* Information shown *

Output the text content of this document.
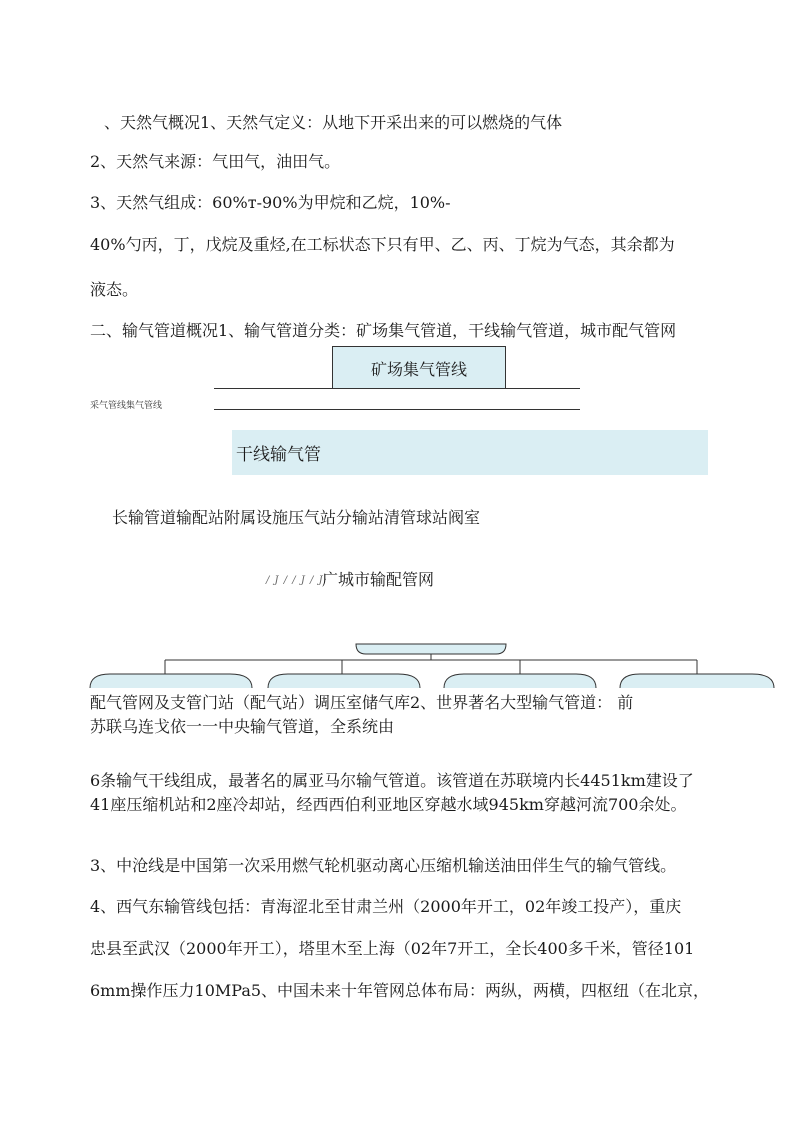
、天然气概况1、天然气定义：从地下开采出来的可以燃烧的气体
2、天然气来源：气田气，油田气。
3、天然气组成：60%т-90%为甲烷和乙烷，10%-
40%勺丙，丁，戊烷及重烃,在工标状态下只有甲、乙、丙、丁烷为气态，其余都为
液态。
二、输气管道概况1、输气管道分类：矿场集气管道，干线输气管道，城市配气管网
矿场集气管线
采气管线集气管线
干线输气管
长输管道输配站附属设施压气站分输站清管球站阀室
/ J / / J / J·
广城市输配管网
配气管网及支管门站（配气站）调压室储气库2、世界著名大型输气管道： 前
苏联乌连戈依一一中央输气管道，全系统由
6条输气干线组成，最著名的属亚马尔输气管道。该管道在苏联境内长4451km建设了
41座压缩机站和2座冷却站，经西西伯利亚地区穿越水域945km穿越河流700余处。
3、中沧线是中国第一次采用燃气轮机驱动离心压缩机输送油田伴生气的输气管线。
4、西气东输管线包括：青海涩北至甘肃兰州（2000年开工，02年竣工投产），重庆
忠县至武汉（2000年开工），塔里木至上海（02年7开工，全长400多千米，管径101
6mm操作压力10MPa5、中国未来十年管网总体布局：两纵，两横，四枢纽（在北京，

* What to produce *
Reproduce the data word for word, excluding its pictures.

* Answer below *
Output the text content of this document.
、天然气概况1、天然气定义：从地下开采出来的可以燃烧的气体
2、天然气来源：气田气，油田气。
3、天然气组成：60%т-90%为甲烷和乙烷，10%-
40%勺丙，丁，戊烷及重烃,在工标状态下只有甲、乙、丙、丁烷为气态，其余都为
液态。
二、输气管道概况1、输气管道分类：矿场集气管道，干线输气管道，城市配气管网
矿场集气管线
采气管线集气管线
干线输气管
长输管道输配站附属设施压气站分输站清管球站阀室
/ J / / J / J·
广城市输配管网
配气管网及支管门站（配气站）调压室储气库2、世界著名大型输气管道： 前
苏联乌连戈依一一中央输气管道，全系统由
6条输气干线组成，最著名的属亚马尔输气管道。该管道在苏联境内长4451km建设了
41座压缩机站和2座冷却站，经西西伯利亚地区穿越水域945km穿越河流700余处。
3、中沧线是中国第一次采用燃气轮机驱动离心压缩机输送油田伴生气的输气管线。
4、西气东输管线包括：青海涩北至甘肃兰州（2000年开工，02年竣工投产），重庆
忠县至武汉（2000年开工），塔里木至上海（02年7开工，全长400多千米，管径101
6mm操作压力10MPa5、中国未来十年管网总体布局：两纵，两横，四枢纽（在北京，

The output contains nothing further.